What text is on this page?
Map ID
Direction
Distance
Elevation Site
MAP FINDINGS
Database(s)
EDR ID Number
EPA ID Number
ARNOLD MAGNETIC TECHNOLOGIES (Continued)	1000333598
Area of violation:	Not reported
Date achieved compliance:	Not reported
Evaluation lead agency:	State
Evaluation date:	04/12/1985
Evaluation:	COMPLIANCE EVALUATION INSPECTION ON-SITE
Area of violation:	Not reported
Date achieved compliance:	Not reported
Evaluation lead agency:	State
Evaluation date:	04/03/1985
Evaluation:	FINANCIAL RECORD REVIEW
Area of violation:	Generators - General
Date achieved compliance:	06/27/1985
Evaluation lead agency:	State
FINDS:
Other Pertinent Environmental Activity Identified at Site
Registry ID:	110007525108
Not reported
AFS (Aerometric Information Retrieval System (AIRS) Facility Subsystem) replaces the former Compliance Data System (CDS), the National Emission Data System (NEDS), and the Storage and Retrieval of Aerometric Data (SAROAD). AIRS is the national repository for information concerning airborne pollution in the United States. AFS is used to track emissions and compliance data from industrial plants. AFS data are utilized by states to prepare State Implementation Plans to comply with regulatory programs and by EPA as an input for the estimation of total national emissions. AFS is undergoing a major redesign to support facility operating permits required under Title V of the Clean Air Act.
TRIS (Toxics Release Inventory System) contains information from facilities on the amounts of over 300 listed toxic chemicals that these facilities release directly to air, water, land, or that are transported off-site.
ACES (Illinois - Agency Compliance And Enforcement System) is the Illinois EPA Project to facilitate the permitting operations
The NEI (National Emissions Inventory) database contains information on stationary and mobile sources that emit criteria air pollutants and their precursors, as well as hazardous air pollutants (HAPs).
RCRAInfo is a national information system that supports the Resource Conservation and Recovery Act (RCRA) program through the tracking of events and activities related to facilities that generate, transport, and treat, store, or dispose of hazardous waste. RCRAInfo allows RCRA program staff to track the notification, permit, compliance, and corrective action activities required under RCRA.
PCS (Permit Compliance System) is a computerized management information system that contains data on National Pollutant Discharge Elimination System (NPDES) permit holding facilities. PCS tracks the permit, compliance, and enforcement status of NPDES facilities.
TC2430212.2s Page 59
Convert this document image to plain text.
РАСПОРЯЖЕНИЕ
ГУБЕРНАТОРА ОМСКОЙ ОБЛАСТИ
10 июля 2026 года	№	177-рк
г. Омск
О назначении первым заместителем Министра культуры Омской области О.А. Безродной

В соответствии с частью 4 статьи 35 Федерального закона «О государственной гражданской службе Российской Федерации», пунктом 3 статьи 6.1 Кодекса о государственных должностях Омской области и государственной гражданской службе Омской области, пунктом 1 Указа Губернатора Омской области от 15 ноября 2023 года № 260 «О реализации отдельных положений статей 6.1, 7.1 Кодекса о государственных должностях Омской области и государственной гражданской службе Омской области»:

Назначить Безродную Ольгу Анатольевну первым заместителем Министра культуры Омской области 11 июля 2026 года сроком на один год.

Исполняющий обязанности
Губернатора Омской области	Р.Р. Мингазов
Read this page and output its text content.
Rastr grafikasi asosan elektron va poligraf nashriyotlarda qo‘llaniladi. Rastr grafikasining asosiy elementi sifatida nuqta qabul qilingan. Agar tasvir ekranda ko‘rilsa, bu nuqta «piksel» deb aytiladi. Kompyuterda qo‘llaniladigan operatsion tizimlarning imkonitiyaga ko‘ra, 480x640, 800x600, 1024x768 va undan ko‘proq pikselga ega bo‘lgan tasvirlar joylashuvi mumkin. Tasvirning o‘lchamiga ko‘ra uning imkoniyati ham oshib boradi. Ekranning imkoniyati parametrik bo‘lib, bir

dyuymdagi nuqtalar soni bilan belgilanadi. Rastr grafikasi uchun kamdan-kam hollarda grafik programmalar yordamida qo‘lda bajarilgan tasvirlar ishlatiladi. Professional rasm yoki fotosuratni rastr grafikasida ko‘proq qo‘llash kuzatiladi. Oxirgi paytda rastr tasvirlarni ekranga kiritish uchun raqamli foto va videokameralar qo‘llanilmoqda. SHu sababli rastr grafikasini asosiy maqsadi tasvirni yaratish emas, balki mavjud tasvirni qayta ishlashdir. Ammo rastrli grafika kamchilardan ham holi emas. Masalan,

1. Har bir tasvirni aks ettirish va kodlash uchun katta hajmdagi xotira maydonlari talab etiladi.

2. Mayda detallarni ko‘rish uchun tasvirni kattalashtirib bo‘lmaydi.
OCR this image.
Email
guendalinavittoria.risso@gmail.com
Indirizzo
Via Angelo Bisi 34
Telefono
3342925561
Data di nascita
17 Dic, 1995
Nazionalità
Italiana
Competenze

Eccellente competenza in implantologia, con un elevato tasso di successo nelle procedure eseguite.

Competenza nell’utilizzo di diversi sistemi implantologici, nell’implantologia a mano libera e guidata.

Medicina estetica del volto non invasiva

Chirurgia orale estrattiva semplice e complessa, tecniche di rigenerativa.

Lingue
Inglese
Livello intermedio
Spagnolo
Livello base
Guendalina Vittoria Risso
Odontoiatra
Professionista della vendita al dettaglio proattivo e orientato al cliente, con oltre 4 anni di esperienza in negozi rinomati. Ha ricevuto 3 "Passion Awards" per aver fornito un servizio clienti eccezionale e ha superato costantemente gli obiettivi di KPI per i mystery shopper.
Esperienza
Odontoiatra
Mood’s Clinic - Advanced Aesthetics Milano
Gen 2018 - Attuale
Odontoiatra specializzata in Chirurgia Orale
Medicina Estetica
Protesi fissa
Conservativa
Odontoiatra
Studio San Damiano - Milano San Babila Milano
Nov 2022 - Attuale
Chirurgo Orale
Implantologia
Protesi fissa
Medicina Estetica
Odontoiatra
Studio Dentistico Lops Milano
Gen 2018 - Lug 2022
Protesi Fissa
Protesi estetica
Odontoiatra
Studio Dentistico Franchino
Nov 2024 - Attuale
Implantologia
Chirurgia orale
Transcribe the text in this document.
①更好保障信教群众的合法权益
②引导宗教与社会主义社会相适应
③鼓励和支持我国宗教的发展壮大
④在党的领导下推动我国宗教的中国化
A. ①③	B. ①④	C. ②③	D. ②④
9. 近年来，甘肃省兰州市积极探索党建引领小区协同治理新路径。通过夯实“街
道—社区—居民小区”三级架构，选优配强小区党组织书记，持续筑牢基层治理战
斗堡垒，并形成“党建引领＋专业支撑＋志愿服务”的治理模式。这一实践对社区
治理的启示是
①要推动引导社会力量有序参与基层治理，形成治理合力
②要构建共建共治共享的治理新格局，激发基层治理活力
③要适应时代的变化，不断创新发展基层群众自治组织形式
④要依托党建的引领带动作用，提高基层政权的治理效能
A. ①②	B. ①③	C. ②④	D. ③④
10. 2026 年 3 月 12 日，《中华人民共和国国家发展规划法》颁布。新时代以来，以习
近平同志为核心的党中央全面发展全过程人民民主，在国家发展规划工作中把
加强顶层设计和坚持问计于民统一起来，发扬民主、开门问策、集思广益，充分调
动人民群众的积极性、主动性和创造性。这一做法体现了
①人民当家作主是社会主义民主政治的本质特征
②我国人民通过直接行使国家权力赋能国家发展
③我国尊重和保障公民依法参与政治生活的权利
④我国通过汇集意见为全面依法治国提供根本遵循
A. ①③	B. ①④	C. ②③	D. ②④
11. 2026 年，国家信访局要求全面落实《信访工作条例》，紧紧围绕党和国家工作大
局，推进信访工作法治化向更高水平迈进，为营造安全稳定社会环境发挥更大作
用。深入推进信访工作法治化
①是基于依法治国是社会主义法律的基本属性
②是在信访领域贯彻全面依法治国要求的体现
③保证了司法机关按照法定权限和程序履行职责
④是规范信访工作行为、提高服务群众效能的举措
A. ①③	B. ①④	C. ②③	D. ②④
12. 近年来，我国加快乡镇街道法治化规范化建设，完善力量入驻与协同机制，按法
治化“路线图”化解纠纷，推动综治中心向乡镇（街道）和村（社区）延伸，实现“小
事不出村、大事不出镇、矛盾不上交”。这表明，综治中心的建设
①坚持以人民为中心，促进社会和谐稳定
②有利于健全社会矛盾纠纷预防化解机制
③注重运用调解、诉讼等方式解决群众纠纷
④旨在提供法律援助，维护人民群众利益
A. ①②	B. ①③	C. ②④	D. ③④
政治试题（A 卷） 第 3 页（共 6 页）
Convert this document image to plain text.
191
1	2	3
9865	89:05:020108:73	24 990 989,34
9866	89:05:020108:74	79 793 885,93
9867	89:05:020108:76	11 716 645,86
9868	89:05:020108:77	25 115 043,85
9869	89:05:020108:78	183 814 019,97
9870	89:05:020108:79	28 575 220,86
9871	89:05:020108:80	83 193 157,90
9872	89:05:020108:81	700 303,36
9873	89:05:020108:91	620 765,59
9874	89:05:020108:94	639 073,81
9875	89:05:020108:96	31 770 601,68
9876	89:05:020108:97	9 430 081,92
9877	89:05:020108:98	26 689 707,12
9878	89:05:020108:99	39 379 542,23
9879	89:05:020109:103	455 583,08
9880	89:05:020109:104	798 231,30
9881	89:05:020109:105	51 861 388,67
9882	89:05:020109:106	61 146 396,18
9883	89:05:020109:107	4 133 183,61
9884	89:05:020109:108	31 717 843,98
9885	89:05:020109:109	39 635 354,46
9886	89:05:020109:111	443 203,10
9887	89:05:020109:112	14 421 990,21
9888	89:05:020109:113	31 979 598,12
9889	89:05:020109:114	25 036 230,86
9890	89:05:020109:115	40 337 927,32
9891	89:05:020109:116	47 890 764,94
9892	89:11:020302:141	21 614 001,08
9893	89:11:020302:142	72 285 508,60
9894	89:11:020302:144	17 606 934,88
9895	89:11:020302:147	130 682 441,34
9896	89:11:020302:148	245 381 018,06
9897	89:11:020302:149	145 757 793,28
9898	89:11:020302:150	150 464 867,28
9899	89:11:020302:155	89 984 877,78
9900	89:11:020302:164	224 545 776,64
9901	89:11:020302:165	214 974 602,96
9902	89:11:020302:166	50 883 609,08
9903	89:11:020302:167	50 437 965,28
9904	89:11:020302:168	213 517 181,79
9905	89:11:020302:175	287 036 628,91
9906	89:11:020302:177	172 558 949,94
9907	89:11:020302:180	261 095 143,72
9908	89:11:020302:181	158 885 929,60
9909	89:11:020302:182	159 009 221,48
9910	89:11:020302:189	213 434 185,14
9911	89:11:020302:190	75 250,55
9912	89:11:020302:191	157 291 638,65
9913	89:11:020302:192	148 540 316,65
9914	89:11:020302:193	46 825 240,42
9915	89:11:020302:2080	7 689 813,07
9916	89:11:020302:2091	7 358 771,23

Job> Where a line of the material above holds the string "contains", copy that line.

Answer to the exercise>
TRIS (Toxics Release Inventory System) contains information from facilities on the amounts of over 300 listed toxic chemicals that these facilities release directly to air, water, land, or that are transported off-site.
The NEI (National Emissions Inventory) database contains information on stationary and mobile sources that emit criteria air pollutants and their precursors, as well as hazardous air pollutants (HAPs).
PCS (Permit Compliance System) is a computerized management information system that contains data on National Pollutant Discharge Elimination System (NPDES) permit holding facilities. PCS tracks the permit, compliance, and enforcement status of NPDES facilities.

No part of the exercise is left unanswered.